_Collected data entries:_
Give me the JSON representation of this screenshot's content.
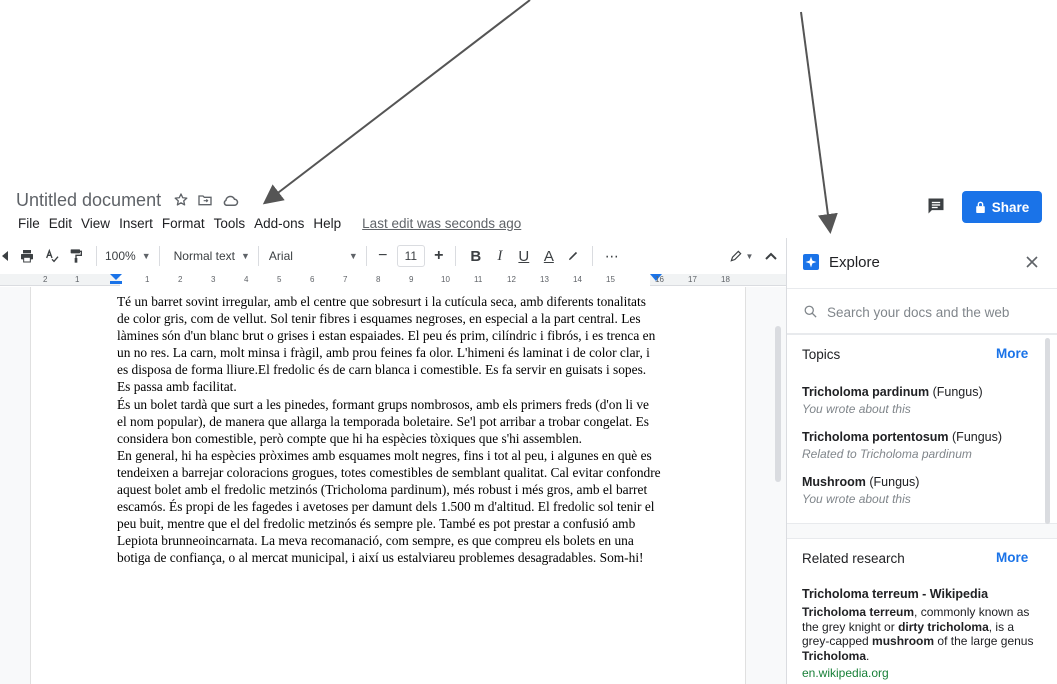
{
  "header": {
    "doc_title": "Untitled document",
    "menu": [
      "File",
      "Edit",
      "View",
      "Insert",
      "Format",
      "Tools",
      "Add-ons",
      "Help"
    ],
    "last_edit": "Last edit was seconds ago",
    "share_label": "Share"
  },
  "toolbar": {
    "zoom": "100%",
    "style": "Normal text",
    "font": "Arial",
    "font_size": "11",
    "bold": "B",
    "italic": "I",
    "underline": "U",
    "text_color": "A",
    "more": "⋯"
  },
  "ruler": {
    "numbers": [
      "2",
      "1",
      "1",
      "2",
      "3",
      "4",
      "5",
      "6",
      "7",
      "8",
      "9",
      "10",
      "11",
      "12",
      "13",
      "14",
      "15",
      "16",
      "17",
      "18"
    ]
  },
  "document": {
    "paragraphs": [
      "Té un barret sovint irregular, amb el centre que sobresurt i la cutícula seca, amb diferents tonalitats de color gris, com de vellut. Sol tenir fibres i esquames negroses, en especial a la part central. Les làmines són d'un blanc brut o grises i estan espaiades. El peu és prim, cilíndric i fibrós, i es trenca en un no res. La carn, molt minsa i fràgil, amb prou feines fa olor. L'himeni és laminat i de color clar, i es disposa de forma lliure.El fredolic és de carn blanca i comestible. Es fa servir en guisats i sopes. Es passa amb facilitat.",
      "És un bolet tardà que surt a les pinedes, formant grups nombrosos, amb els primers freds (d'on li ve el nom popular), de manera que allarga la temporada boletaire. Se'l pot arribar a trobar congelat. Es considera bon comestible, però compte que hi ha espècies tòxiques que s'hi assemblen.",
      "En general, hi ha espècies pròximes amb esquames molt negres, fins i tot al peu, i algunes en què es tendeixen a barrejar coloracions grogues, totes comestibles de semblant qualitat. Cal evitar confondre aquest bolet amb el fredolic metzinós (Tricholoma pardinum), més robust i més gros, amb el barret escamós. És propi de les fagedes i avetoses per damunt dels 1.500 m d'altitud. El fredolic sol tenir el peu buit, mentre que el del fredolic metzinós és sempre ple. També es pot prestar a confusió amb Lepiota brunneoincarnata. La meva recomanació, com sempre, es que compreu els bolets en una botiga de confiança, o al mercat municipal, i així us estalviareu problemes desagradables. Som-hi!"
    ]
  },
  "explore": {
    "title": "Explore",
    "search_placeholder": "Search your docs and the web",
    "topics": {
      "title": "Topics",
      "more": "More",
      "items": [
        {
          "name": "Tricholoma pardinum",
          "type": " (Fungus)",
          "sub": "You wrote about this"
        },
        {
          "name": "Tricholoma portentosum",
          "type": " (Fungus)",
          "sub": "Related to Tricholoma pardinum"
        },
        {
          "name": "Mushroom",
          "type": " (Fungus)",
          "sub": "You wrote about this"
        }
      ]
    },
    "related": {
      "title": "Related research",
      "more": "More",
      "result_title": "Tricholoma terreum - Wikipedia",
      "snippet_parts": [
        {
          "t": "Tricholoma terreum",
          "b": true
        },
        {
          "t": ", commonly known as the grey knight or ",
          "b": false
        },
        {
          "t": "dirty tricholoma",
          "b": true
        },
        {
          "t": ", is a grey-capped ",
          "b": false
        },
        {
          "t": "mushroom",
          "b": true
        },
        {
          "t": " of the large genus ",
          "b": false
        },
        {
          "t": "Tricholoma",
          "b": true
        },
        {
          "t": ".",
          "b": false
        }
      ],
      "source": "en.wikipedia.org"
    }
  },
  "colors": {
    "accent": "#1a73e8",
    "source_green": "#188038",
    "arrow": "#555555"
  }
}
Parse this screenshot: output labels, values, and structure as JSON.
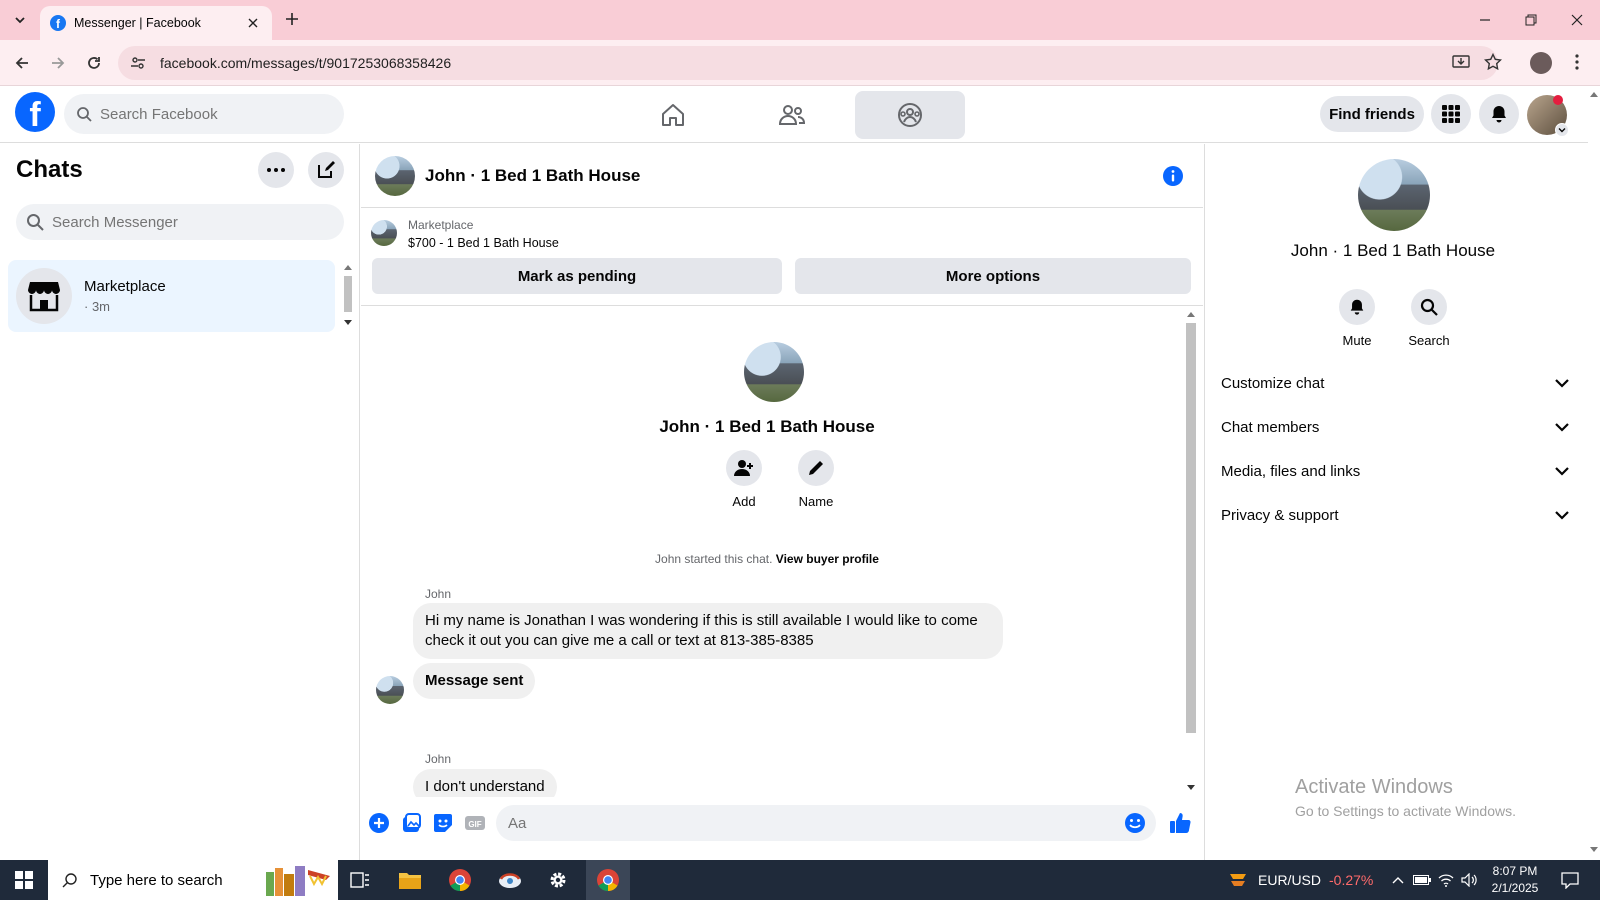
{
  "browser": {
    "tab_title": "Messenger | Facebook",
    "url": "facebook.com/messages/t/9017253068358426"
  },
  "fb": {
    "search_placeholder": "Search Facebook",
    "find_friends": "Find friends"
  },
  "left": {
    "title": "Chats",
    "search_placeholder": "Search Messenger",
    "chats": [
      {
        "name": "Marketplace",
        "time": "· 3m"
      }
    ]
  },
  "conversation": {
    "title": "John · 1 Bed 1 Bath House",
    "marketplace_label": "Marketplace",
    "listing": "$700 - 1 Bed 1 Bath House",
    "mark_pending": "Mark as pending",
    "more_options": "More options",
    "name": "John · 1 Bed 1 Bath House",
    "actions": [
      {
        "label": "Add"
      },
      {
        "label": "Name"
      }
    ],
    "started_text": "John started this chat.",
    "buyer_profile_link": "View buyer profile",
    "messages": [
      {
        "sender": "John",
        "text": "Hi my name is Jonathan I was wondering if this is still available I would like to come check it out you can give me a call or text at 813-385-8385"
      },
      {
        "sender": "",
        "text": "Message sent"
      },
      {
        "sender": "John",
        "text": "I don't understand"
      }
    ],
    "composer_placeholder": "Aa"
  },
  "right": {
    "name": "John · 1 Bed 1 Bath House",
    "actions": [
      {
        "label": "Mute"
      },
      {
        "label": "Search"
      }
    ],
    "sections": [
      "Customize chat",
      "Chat members",
      "Media, files and links",
      "Privacy & support"
    ],
    "watermark_title": "Activate Windows",
    "watermark_sub": "Go to Settings to activate Windows."
  },
  "taskbar": {
    "search_placeholder": "Type here to search",
    "ticker": "EUR/USD",
    "ticker_change": "-0.27%",
    "time": "8:07 PM",
    "date": "2/1/2025"
  },
  "colors": {
    "accent": "#0866ff",
    "tab_bar": "#f9cdd6",
    "selected_chat": "#ebf5ff",
    "ticker_negative": "#ff6b6b"
  }
}
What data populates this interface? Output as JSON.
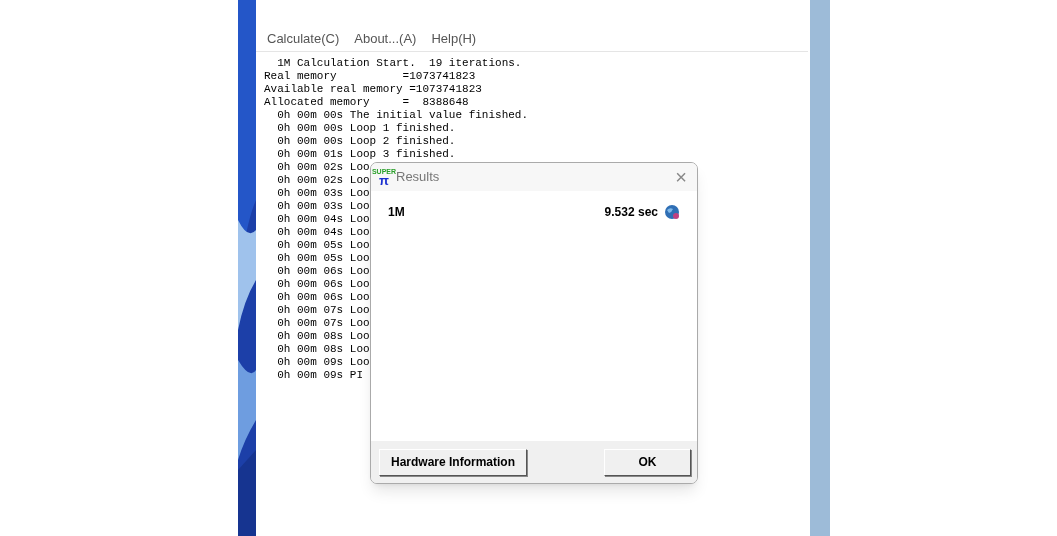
{
  "menu": [
    {
      "label": "Calculate(C)"
    },
    {
      "label": "About...(A)"
    },
    {
      "label": "Help(H)"
    }
  ],
  "log": [
    "  1M Calculation Start.  19 iterations.",
    "Real memory          =1073741823",
    "Available real memory =1073741823",
    "Allocated memory     =  8388648",
    "  0h 00m 00s The initial value finished.",
    "  0h 00m 00s Loop 1 finished.",
    "  0h 00m 00s Loop 2 finished.",
    "  0h 00m 01s Loop 3 finished.",
    "  0h 00m 02s Loo",
    "  0h 00m 02s Loo",
    "  0h 00m 03s Loo",
    "  0h 00m 03s Loo",
    "  0h 00m 04s Loo",
    "  0h 00m 04s Loo",
    "  0h 00m 05s Loo",
    "  0h 00m 05s Loo",
    "  0h 00m 06s Loo",
    "  0h 00m 06s Loo",
    "  0h 00m 06s Loo",
    "  0h 00m 07s Loo",
    "  0h 00m 07s Loo",
    "  0h 00m 08s Loo",
    "  0h 00m 08s Loo",
    "  0h 00m 09s Loo",
    "  0h 00m 09s PI"
  ],
  "dialog": {
    "logo_top": "SUPER",
    "logo_bottom": "π",
    "title": "Results",
    "close": "×",
    "results": [
      {
        "label": "1M",
        "time": "9.532 sec"
      }
    ],
    "buttons": [
      {
        "label": "Hardware Information",
        "kind": "left"
      },
      {
        "label": "OK",
        "kind": "right"
      }
    ]
  }
}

_Stated exercise:_
Ignore the images and quote every line of the listing exactly.

_Complete response:_
Give me the JSON representation of this screenshot's content.
{
  "header": {
    "doc_title": "Untitled document",
    "menu": [
      "File",
      "Edit",
      "View",
      "Insert",
      "Format",
      "Tools",
      "Add-ons",
      "Help"
    ],
    "last_edit": "Last edit was seconds ago",
    "share_label": "Share"
  },
  "toolbar": {
    "zoom": "100%",
    "style": "Normal text",
    "font": "Arial",
    "font_size": "11",
    "bold": "B",
    "italic": "I",
    "underline": "U",
    "text_color": "A",
    "more": "⋯"
  },
  "ruler": {
    "numbers": [
      "2",
      "1",
      "1",
      "2",
      "3",
      "4",
      "5",
      "6",
      "7",
      "8",
      "9",
      "10",
      "11",
      "12",
      "13",
      "14",
      "15",
      "16",
      "17",
      "18"
    ]
  },
  "document": {
    "paragraphs": [
      "Té un barret sovint irregular, amb el centre que sobresurt i la cutícula seca, amb diferents tonalitats de color gris, com de vellut. Sol tenir fibres i esquames negroses, en especial a la part central. Les làmines són d'un blanc brut o grises i estan espaiades. El peu és prim, cilíndric i fibrós, i es trenca en un no res. La carn, molt minsa i fràgil, amb prou feines fa olor. L'himeni és laminat i de color clar, i es disposa de forma lliure.El fredolic és de carn blanca i comestible. Es fa servir en guisats i sopes. Es passa amb facilitat.",
      "És un bolet tardà que surt a les pinedes, formant grups nombrosos, amb els primers freds (d'on li ve el nom popular), de manera que allarga la temporada boletaire. Se'l pot arribar a trobar congelat. Es considera bon comestible, però compte que hi ha espècies tòxiques que s'hi assemblen.",
      "En general, hi ha espècies pròximes amb esquames molt negres, fins i tot al peu, i algunes en què es tendeixen a barrejar coloracions grogues, totes comestibles de semblant qualitat. Cal evitar confondre aquest bolet amb el fredolic metzinós (Tricholoma pardinum), més robust i més gros, amb el barret escamós. És propi de les fagedes i avetoses per damunt dels 1.500 m d'altitud. El fredolic sol tenir el peu buit, mentre que el del fredolic metzinós és sempre ple. També es pot prestar a confusió amb Lepiota brunneoincarnata. La meva recomanació, com sempre, es que compreu els bolets en una botiga de confiança, o al mercat municipal, i així us estalviareu problemes desagradables. Som-hi!"
    ]
  },
  "explore": {
    "title": "Explore",
    "search_placeholder": "Search your docs and the web",
    "topics": {
      "title": "Topics",
      "more": "More",
      "items": [
        {
          "name": "Tricholoma pardinum",
          "type": " (Fungus)",
          "sub": "You wrote about this"
        },
        {
          "name": "Tricholoma portentosum",
          "type": " (Fungus)",
          "sub": "Related to Tricholoma pardinum"
        },
        {
          "name": "Mushroom",
          "type": " (Fungus)",
          "sub": "You wrote about this"
        }
      ]
    },
    "related": {
      "title": "Related research",
      "more": "More",
      "result_title": "Tricholoma terreum - Wikipedia",
      "snippet_parts": [
        {
          "t": "Tricholoma terreum",
          "b": true
        },
        {
          "t": ", commonly known as the grey knight or ",
          "b": false
        },
        {
          "t": "dirty tricholoma",
          "b": true
        },
        {
          "t": ", is a grey-capped ",
          "b": false
        },
        {
          "t": "mushroom",
          "b": true
        },
        {
          "t": " of the large genus ",
          "b": false
        },
        {
          "t": "Tricholoma",
          "b": true
        },
        {
          "t": ".",
          "b": false
        }
      ],
      "source": "en.wikipedia.org"
    }
  },
  "colors": {
    "accent": "#1a73e8",
    "source_green": "#188038",
    "arrow": "#555555"
  }
}
Parse this screenshot: output labels, values, and structure as JSON.
{
  "browser": {
    "tab_title": "Messenger | Facebook",
    "url": "facebook.com/messages/t/9017253068358426"
  },
  "fb": {
    "search_placeholder": "Search Facebook",
    "find_friends": "Find friends"
  },
  "left": {
    "title": "Chats",
    "search_placeholder": "Search Messenger",
    "chats": [
      {
        "name": "Marketplace",
        "time": "· 3m"
      }
    ]
  },
  "conversation": {
    "title": "John · 1 Bed 1 Bath House",
    "marketplace_label": "Marketplace",
    "listing": "$700 - 1 Bed 1 Bath House",
    "mark_pending": "Mark as pending",
    "more_options": "More options",
    "name": "John · 1 Bed 1 Bath House",
    "actions": [
      {
        "label": "Add"
      },
      {
        "label": "Name"
      }
    ],
    "started_text": "John started this chat.",
    "buyer_profile_link": "View buyer profile",
    "messages": [
      {
        "sender": "John",
        "text": "Hi my name is Jonathan I was wondering if this is still available I would like to come check it out you can give me a call or text at 813-385-8385"
      },
      {
        "sender": "",
        "text": "Message sent"
      },
      {
        "sender": "John",
        "text": "I don't understand"
      }
    ],
    "composer_placeholder": "Aa"
  },
  "right": {
    "name": "John · 1 Bed 1 Bath House",
    "actions": [
      {
        "label": "Mute"
      },
      {
        "label": "Search"
      }
    ],
    "sections": [
      "Customize chat",
      "Chat members",
      "Media, files and links",
      "Privacy & support"
    ],
    "watermark_title": "Activate Windows",
    "watermark_sub": "Go to Settings to activate Windows."
  },
  "taskbar": {
    "search_placeholder": "Type here to search",
    "ticker": "EUR/USD",
    "ticker_change": "-0.27%",
    "time": "8:07 PM",
    "date": "2/1/2025"
  },
  "colors": {
    "accent": "#0866ff",
    "tab_bar": "#f9cdd6",
    "selected_chat": "#ebf5ff",
    "ticker_negative": "#ff6b6b"
  }
}
What data populates this interface? Output as JSON.
{
  "menu": [
    {
      "label": "Calculate(C)"
    },
    {
      "label": "About...(A)"
    },
    {
      "label": "Help(H)"
    }
  ],
  "log": [
    "  1M Calculation Start.  19 iterations.",
    "Real memory          =1073741823",
    "Available real memory =1073741823",
    "Allocated memory     =  8388648",
    "  0h 00m 00s The initial value finished.",
    "  0h 00m 00s Loop 1 finished.",
    "  0h 00m 00s Loop 2 finished.",
    "  0h 00m 01s Loop 3 finished.",
    "  0h 00m 02s Loo",
    "  0h 00m 02s Loo",
    "  0h 00m 03s Loo",
    "  0h 00m 03s Loo",
    "  0h 00m 04s Loo",
    "  0h 00m 04s Loo",
    "  0h 00m 05s Loo",
    "  0h 00m 05s Loo",
    "  0h 00m 06s Loo",
    "  0h 00m 06s Loo",
    "  0h 00m 06s Loo",
    "  0h 00m 07s Loo",
    "  0h 00m 07s Loo",
    "  0h 00m 08s Loo",
    "  0h 00m 08s Loo",
    "  0h 00m 09s Loo",
    "  0h 00m 09s PI"
  ],
  "dialog": {
    "logo_top": "SUPER",
    "logo_bottom": "π",
    "title": "Results",
    "close": "×",
    "results": [
      {
        "label": "1M",
        "time": "9.532 sec"
      }
    ],
    "buttons": [
      {
        "label": "Hardware Information",
        "kind": "left"
      },
      {
        "label": "OK",
        "kind": "right"
      }
    ]
  }
}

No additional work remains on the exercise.